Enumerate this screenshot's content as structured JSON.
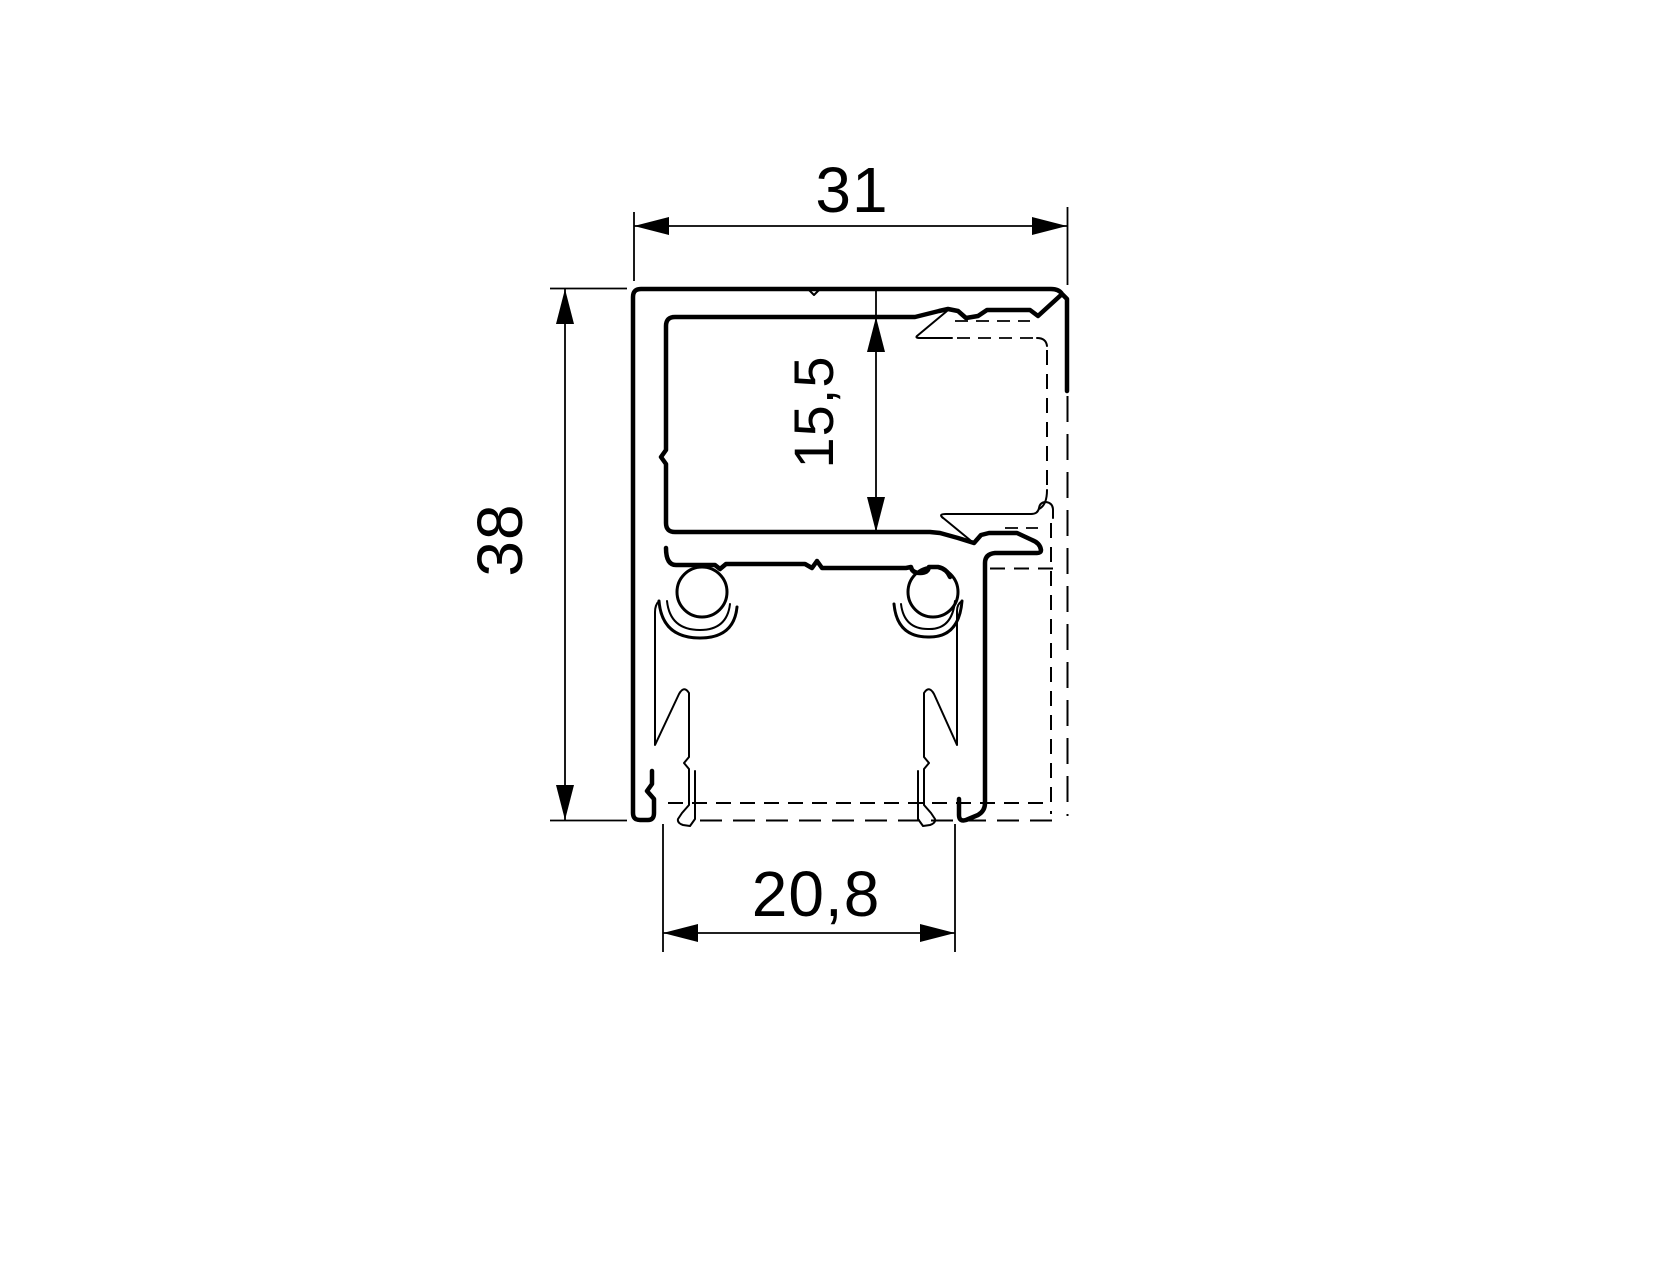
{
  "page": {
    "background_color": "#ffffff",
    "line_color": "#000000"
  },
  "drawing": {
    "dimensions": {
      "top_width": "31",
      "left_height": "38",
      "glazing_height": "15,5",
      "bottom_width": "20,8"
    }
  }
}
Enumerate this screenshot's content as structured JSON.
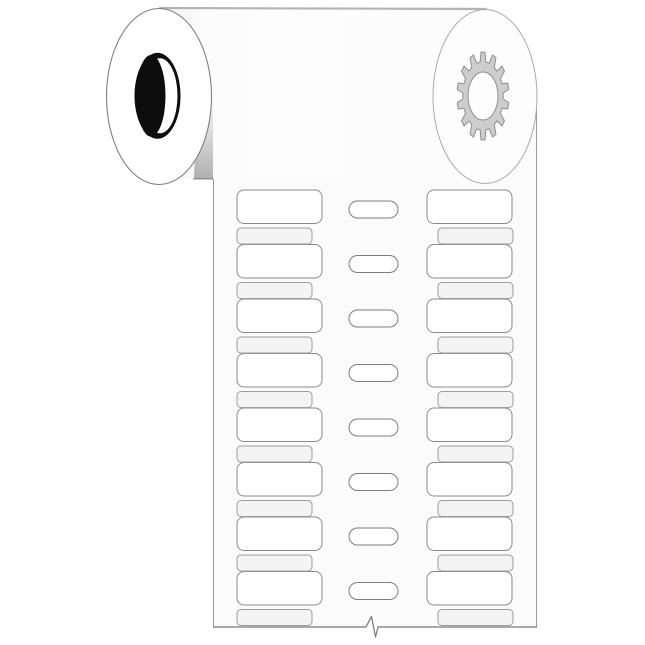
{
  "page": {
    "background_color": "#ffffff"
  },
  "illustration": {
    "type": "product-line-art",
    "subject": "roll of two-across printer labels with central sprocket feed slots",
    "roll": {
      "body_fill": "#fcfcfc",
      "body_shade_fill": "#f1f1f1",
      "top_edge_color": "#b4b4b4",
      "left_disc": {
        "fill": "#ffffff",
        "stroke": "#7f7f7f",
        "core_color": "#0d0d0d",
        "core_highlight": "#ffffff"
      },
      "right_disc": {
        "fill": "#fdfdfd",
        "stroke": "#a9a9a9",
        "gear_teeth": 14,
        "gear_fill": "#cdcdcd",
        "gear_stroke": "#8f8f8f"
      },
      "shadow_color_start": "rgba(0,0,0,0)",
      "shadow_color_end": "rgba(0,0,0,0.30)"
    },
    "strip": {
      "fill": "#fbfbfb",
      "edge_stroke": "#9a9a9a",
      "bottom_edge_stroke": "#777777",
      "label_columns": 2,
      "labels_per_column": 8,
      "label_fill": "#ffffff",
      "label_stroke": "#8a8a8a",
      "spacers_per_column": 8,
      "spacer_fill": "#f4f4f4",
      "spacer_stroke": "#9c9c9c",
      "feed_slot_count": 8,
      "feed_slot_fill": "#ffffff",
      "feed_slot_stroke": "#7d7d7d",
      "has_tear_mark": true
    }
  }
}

- - - - - - -

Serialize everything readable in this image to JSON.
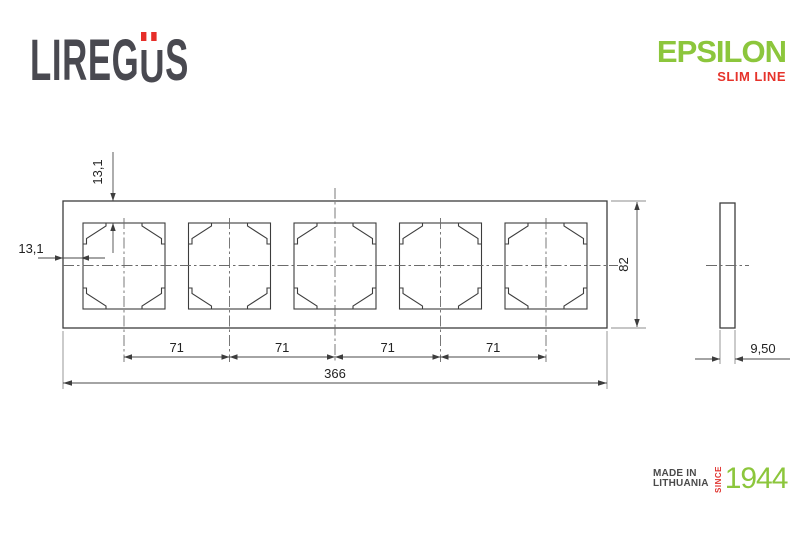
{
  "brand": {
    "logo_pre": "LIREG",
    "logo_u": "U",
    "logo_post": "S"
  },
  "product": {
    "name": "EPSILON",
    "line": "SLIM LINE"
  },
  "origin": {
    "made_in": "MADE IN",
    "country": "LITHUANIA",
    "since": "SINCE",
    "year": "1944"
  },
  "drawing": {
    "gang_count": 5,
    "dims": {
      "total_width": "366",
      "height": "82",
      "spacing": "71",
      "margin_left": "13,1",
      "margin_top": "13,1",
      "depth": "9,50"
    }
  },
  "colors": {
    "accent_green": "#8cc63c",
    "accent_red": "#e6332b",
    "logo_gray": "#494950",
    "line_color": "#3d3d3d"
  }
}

- - - - - - -

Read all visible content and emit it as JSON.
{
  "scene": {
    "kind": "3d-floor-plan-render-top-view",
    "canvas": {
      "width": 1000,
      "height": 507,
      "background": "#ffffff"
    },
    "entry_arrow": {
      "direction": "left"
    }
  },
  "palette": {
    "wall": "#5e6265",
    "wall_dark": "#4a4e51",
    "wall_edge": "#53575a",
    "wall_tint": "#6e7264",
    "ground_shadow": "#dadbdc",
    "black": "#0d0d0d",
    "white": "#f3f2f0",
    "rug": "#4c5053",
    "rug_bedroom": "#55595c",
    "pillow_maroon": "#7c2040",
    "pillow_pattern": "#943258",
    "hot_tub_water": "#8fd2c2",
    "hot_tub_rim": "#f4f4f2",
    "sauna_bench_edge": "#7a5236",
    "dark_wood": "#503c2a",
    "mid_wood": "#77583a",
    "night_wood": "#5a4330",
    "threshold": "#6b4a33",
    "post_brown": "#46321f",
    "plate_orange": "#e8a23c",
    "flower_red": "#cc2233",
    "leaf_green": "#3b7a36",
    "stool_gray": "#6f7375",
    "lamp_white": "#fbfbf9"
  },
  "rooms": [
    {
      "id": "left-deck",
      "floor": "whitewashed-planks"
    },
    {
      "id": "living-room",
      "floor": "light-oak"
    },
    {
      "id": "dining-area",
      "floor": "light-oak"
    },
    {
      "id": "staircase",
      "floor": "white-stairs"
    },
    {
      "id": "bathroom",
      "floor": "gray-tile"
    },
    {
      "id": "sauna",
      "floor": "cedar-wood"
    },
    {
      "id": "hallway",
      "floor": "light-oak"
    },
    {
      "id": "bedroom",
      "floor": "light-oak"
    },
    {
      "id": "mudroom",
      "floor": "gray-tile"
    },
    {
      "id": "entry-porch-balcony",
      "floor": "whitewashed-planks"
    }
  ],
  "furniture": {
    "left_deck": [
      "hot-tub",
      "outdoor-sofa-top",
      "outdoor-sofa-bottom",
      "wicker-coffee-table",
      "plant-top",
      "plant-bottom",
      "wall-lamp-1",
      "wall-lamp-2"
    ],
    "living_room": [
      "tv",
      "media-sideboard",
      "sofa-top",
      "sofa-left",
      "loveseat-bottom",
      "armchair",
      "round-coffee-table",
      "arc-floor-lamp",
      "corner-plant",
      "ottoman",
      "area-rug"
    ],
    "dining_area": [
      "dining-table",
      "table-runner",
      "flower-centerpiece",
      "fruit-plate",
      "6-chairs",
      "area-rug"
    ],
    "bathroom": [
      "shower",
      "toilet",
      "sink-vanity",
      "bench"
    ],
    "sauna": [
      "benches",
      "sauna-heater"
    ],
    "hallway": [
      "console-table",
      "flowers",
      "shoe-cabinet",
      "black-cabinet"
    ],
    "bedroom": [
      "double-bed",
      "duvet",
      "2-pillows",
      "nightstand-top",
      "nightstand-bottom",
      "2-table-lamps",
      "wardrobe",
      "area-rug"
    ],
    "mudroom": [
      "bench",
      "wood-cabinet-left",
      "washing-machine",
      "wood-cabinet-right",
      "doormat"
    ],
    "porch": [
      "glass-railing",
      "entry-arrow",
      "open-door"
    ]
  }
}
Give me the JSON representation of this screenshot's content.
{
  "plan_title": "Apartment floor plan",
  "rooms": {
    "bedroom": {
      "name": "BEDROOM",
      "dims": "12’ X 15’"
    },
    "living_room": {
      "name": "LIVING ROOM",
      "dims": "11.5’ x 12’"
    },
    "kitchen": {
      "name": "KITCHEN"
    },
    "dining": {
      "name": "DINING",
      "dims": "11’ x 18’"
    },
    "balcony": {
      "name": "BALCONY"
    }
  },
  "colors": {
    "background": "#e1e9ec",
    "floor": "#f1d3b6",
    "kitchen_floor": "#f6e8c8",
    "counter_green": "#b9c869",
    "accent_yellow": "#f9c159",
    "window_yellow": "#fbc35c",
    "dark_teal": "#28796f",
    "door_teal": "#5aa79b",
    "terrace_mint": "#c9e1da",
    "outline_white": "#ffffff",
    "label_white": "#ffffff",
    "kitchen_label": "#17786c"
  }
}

- - - - - - -

## WORK REQUIRED
Identify and extract each line of the listing that contains "this".

## TASK RESULT
Enumerate this screenshot's content as structured JSON.
Enumerate this screenshot's content as structured JSON.
Serialize everything readable in this image to JSON.
Give me the JSON representation of this screenshot's content.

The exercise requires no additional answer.